*GIVEN PROBLEM:*
Examine the material below. Gather every line in which the string "this" appears.

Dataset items
★ ★ ★ ★

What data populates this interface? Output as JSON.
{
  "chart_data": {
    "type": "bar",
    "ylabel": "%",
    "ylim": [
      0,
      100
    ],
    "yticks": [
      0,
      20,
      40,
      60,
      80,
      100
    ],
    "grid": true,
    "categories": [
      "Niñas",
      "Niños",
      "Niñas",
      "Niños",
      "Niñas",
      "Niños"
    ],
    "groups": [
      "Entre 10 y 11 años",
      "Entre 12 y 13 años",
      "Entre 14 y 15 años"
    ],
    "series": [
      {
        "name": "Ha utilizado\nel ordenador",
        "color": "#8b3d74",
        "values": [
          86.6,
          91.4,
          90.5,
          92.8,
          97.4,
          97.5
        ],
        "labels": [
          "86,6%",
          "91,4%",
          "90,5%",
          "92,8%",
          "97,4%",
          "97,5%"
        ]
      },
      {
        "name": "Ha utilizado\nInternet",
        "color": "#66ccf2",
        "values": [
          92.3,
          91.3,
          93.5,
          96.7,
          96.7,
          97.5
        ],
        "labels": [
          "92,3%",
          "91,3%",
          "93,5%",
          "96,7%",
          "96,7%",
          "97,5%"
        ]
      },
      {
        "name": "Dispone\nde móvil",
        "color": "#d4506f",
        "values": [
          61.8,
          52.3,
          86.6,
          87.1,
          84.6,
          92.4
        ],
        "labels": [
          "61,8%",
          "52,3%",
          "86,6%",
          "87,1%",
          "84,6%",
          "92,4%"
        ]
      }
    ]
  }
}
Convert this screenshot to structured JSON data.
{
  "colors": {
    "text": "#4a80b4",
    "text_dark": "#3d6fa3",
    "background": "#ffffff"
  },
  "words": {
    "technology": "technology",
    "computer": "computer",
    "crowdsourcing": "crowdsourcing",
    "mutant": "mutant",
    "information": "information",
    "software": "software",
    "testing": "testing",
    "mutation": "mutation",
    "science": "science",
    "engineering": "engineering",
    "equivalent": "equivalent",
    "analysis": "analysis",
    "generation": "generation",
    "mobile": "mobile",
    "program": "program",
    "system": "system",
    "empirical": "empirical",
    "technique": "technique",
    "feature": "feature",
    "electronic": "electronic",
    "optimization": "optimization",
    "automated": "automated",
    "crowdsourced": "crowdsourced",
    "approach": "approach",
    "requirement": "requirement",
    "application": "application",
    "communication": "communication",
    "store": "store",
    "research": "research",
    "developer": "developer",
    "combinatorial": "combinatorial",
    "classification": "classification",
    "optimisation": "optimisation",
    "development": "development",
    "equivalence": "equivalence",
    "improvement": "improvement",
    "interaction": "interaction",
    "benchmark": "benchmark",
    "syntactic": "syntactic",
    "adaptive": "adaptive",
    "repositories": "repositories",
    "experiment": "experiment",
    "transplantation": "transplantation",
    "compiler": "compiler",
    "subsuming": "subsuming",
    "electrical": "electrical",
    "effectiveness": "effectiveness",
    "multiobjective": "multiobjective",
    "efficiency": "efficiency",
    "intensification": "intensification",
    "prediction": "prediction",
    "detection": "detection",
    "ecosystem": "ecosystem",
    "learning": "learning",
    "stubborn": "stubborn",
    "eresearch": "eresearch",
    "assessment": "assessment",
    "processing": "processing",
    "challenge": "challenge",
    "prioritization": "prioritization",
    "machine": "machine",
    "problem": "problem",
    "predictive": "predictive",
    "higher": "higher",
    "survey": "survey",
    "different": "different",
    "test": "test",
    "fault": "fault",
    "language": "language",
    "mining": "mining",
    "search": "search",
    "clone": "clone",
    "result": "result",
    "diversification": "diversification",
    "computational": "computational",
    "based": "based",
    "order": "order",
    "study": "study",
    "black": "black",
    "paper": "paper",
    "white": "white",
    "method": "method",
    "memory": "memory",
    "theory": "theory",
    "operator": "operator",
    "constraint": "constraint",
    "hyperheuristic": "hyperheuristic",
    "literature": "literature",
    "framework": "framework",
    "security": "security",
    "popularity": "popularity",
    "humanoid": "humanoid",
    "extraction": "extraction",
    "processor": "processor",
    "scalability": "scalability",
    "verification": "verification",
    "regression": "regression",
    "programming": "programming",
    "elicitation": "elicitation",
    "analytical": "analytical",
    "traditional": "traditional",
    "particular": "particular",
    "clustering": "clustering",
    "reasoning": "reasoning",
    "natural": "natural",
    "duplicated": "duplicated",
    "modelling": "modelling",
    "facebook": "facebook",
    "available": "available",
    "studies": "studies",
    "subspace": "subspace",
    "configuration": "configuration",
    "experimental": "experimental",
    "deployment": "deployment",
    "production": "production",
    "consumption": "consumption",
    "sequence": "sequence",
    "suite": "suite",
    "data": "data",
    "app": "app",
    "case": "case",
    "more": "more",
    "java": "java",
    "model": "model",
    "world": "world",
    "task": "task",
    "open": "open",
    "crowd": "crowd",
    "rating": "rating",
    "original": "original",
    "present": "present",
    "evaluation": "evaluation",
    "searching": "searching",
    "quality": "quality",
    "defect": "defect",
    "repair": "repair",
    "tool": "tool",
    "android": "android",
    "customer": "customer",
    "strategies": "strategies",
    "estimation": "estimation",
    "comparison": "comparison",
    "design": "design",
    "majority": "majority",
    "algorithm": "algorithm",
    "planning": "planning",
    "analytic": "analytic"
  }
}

★ ★ ★ ★

*THE REPLY:*
What data populates this interface? Output as JSON.
Convert this screenshot to structured JSON data.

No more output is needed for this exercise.